===== Items

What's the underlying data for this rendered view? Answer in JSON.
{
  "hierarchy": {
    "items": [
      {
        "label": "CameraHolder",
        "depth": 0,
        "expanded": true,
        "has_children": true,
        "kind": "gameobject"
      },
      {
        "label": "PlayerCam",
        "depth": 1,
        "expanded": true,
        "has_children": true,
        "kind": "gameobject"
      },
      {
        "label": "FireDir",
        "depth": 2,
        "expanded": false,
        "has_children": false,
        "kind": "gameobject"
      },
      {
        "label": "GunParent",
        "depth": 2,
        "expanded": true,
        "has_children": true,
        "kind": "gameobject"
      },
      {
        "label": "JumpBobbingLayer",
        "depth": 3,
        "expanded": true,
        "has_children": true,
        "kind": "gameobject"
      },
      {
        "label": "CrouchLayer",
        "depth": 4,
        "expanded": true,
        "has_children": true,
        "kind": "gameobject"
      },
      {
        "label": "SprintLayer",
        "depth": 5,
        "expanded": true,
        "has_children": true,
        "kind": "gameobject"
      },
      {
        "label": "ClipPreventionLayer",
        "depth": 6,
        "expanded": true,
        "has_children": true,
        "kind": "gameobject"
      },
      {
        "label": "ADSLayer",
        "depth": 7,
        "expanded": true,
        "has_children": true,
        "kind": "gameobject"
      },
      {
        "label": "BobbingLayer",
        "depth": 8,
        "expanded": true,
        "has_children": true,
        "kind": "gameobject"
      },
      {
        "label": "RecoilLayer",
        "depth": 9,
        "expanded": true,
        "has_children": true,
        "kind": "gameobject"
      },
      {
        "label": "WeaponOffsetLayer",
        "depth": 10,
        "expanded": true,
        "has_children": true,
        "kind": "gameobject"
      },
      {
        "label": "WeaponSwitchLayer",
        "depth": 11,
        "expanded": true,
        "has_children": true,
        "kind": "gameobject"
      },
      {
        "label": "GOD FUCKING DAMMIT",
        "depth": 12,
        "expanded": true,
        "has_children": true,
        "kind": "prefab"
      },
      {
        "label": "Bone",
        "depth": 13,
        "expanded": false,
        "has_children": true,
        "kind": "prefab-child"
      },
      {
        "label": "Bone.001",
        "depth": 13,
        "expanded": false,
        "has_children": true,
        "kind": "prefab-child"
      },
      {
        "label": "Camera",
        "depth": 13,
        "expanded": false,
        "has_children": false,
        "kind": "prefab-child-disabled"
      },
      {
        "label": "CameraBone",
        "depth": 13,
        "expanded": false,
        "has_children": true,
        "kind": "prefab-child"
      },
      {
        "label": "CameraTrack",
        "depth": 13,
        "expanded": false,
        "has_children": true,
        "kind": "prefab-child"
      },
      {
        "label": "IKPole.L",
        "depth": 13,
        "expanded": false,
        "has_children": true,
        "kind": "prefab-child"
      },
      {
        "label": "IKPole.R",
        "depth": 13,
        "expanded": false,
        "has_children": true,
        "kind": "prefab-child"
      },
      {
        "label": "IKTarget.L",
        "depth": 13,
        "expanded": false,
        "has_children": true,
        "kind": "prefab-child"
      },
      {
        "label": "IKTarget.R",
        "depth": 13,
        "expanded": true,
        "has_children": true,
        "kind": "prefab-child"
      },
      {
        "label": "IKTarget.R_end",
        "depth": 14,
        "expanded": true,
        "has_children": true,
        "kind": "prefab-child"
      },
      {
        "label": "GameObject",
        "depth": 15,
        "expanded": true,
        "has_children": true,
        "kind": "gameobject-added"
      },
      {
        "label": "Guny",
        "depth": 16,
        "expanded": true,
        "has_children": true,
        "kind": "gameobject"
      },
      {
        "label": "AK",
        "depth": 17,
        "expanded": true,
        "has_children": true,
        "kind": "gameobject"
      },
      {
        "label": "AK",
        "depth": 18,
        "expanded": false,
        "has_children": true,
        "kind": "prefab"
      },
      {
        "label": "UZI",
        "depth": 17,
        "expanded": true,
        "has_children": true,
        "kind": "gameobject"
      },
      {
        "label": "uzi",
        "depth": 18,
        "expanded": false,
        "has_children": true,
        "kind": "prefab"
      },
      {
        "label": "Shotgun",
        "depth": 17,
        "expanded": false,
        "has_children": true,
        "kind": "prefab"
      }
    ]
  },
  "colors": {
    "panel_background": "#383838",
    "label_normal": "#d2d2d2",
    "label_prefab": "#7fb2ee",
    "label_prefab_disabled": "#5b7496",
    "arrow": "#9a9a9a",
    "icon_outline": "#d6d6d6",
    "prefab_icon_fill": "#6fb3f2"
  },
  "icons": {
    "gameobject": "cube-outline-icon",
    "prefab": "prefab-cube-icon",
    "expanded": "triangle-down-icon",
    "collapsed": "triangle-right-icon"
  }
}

==========

= What is required =
Reproduce the data shown above exactly.

= Solution for this problem =
What's the underlying data for this rendered view? Answer in JSON.
{
  "hierarchy": {
    "items": [
      {
        "label": "CameraHolder",
        "depth": 0,
        "expanded": true,
        "has_children": true,
        "kind": "gameobject"
      },
      {
        "label": "PlayerCam",
        "depth": 1,
        "expanded": true,
        "has_children": true,
        "kind": "gameobject"
      },
      {
        "label": "FireDir",
        "depth": 2,
        "expanded": false,
        "has_children": false,
        "kind": "gameobject"
      },
      {
        "label": "GunParent",
        "depth": 2,
        "expanded": true,
        "has_children": true,
        "kind": "gameobject"
      },
      {
        "label": "JumpBobbingLayer",
        "depth": 3,
        "expanded": true,
        "has_children": true,
        "kind": "gameobject"
      },
      {
        "label": "CrouchLayer",
        "depth": 4,
        "expanded": true,
        "has_children": true,
        "kind": "gameobject"
      },
      {
        "label": "SprintLayer",
        "depth": 5,
        "expanded": true,
        "has_children": true,
        "kind": "gameobject"
      },
      {
        "label": "ClipPreventionLayer",
        "depth": 6,
        "expanded": true,
        "has_children": true,
        "kind": "gameobject"
      },
      {
        "label": "ADSLayer",
        "depth": 7,
        "expanded": true,
        "has_children": true,
        "kind": "gameobject"
      },
      {
        "label": "BobbingLayer",
        "depth": 8,
        "expanded": true,
        "has_children": true,
        "kind": "gameobject"
      },
      {
        "label": "RecoilLayer",
        "depth": 9,
        "expanded": true,
        "has_children": true,
        "kind": "gameobject"
      },
      {
        "label": "WeaponOffsetLayer",
        "depth": 10,
        "expanded": true,
        "has_children": true,
        "kind": "gameobject"
      },
      {
        "label": "WeaponSwitchLayer",
        "depth": 11,
        "expanded": true,
        "has_children": true,
        "kind": "gameobject"
      },
      {
        "label": "GOD FUCKING DAMMIT",
        "depth": 12,
        "expanded": true,
        "has_children": true,
        "kind": "prefab"
      },
      {
        "label": "Bone",
        "depth": 13,
        "expanded": false,
        "has_children": true,
        "kind": "prefab-child"
      },
      {
        "label": "Bone.001",
        "depth": 13,
        "expanded": false,
        "has_children": true,
        "kind": "prefab-child"
      },
      {
        "label": "Camera",
        "depth": 13,
        "expanded": false,
        "has_children": false,
        "kind": "prefab-child-disabled"
      },
      {
        "label": "CameraBone",
        "depth": 13,
        "expanded": false,
        "has_children": true,
        "kind": "prefab-child"
      },
      {
        "label": "CameraTrack",
        "depth": 13,
        "expanded": false,
        "has_children": true,
        "kind": "prefab-child"
      },
      {
        "label": "IKPole.L",
        "depth": 13,
        "expanded": false,
        "has_children": true,
        "kind": "prefab-child"
      },
      {
        "label": "IKPole.R",
        "depth": 13,
        "expanded": false,
        "has_children": true,
        "kind": "prefab-child"
      },
      {
        "label": "IKTarget.L",
        "depth": 13,
        "expanded": false,
        "has_children": true,
        "kind": "prefab-child"
      },
      {
        "label": "IKTarget.R",
        "depth": 13,
        "expanded": true,
        "has_children": true,
        "kind": "prefab-child"
      },
      {
        "label": "IKTarget.R_end",
        "depth": 14,
        "expanded": true,
        "has_children": true,
        "kind": "prefab-child"
      },
      {
        "label": "GameObject",
        "depth": 15,
        "expanded": true,
        "has_children": true,
        "kind": "gameobject-added"
      },
      {
        "label": "Guny",
        "depth": 16,
        "expanded": true,
        "has_children": true,
        "kind": "gameobject"
      },
      {
        "label": "AK",
        "depth": 17,
        "expanded": true,
        "has_children": true,
        "kind": "gameobject"
      },
      {
        "label": "AK",
        "depth": 18,
        "expanded": false,
        "has_children": true,
        "kind": "prefab"
      },
      {
        "label": "UZI",
        "depth": 17,
        "expanded": true,
        "has_children": true,
        "kind": "gameobject"
      },
      {
        "label": "uzi",
        "depth": 18,
        "expanded": false,
        "has_children": true,
        "kind": "prefab"
      },
      {
        "label": "Shotgun",
        "depth": 17,
        "expanded": false,
        "has_children": true,
        "kind": "prefab"
      }
    ]
  },
  "colors": {
    "panel_background": "#383838",
    "label_normal": "#d2d2d2",
    "label_prefab": "#7fb2ee",
    "label_prefab_disabled": "#5b7496",
    "arrow": "#9a9a9a",
    "icon_outline": "#d6d6d6",
    "prefab_icon_fill": "#6fb3f2"
  },
  "icons": {
    "gameobject": "cube-outline-icon",
    "prefab": "prefab-cube-icon",
    "expanded": "triangle-down-icon",
    "collapsed": "triangle-right-icon"
  }
}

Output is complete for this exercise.